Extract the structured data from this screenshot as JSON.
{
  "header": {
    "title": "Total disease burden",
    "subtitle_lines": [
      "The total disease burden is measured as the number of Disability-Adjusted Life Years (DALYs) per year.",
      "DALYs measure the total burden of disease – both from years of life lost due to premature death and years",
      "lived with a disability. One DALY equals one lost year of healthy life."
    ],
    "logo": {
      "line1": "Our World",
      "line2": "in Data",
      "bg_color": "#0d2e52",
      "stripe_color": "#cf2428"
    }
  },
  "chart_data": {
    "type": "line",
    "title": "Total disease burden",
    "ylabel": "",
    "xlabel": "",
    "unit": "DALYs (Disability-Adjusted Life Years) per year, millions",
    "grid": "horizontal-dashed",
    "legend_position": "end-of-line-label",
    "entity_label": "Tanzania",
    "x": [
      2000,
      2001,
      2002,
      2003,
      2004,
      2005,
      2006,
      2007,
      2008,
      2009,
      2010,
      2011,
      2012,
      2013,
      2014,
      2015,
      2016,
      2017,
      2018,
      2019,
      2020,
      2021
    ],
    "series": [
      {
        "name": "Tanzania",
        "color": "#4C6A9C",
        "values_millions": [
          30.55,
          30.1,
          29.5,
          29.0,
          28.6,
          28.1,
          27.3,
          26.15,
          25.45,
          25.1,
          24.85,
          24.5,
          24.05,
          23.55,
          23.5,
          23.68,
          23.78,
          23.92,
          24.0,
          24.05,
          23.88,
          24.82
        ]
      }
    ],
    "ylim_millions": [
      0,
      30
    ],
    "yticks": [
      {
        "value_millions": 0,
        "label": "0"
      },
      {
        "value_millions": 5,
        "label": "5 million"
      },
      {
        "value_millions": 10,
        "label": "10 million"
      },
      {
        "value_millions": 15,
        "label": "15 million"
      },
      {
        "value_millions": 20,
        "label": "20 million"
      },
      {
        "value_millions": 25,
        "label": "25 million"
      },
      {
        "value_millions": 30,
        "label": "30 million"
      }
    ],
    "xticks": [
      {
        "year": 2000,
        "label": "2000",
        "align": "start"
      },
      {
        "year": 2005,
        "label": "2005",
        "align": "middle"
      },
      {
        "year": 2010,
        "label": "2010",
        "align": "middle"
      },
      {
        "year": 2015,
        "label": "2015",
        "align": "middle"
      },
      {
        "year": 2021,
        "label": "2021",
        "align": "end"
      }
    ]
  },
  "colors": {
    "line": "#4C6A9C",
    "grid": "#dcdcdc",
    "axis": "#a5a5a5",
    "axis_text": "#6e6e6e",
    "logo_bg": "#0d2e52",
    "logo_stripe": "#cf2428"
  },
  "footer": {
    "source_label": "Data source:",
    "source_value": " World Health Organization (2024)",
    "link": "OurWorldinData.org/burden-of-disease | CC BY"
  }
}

•••••

Exercise goal — Show every line above in which the word "Tanzania" occurs.

Correct result —
    "entity_label": "Tanzania",
        "name": "Tanzania",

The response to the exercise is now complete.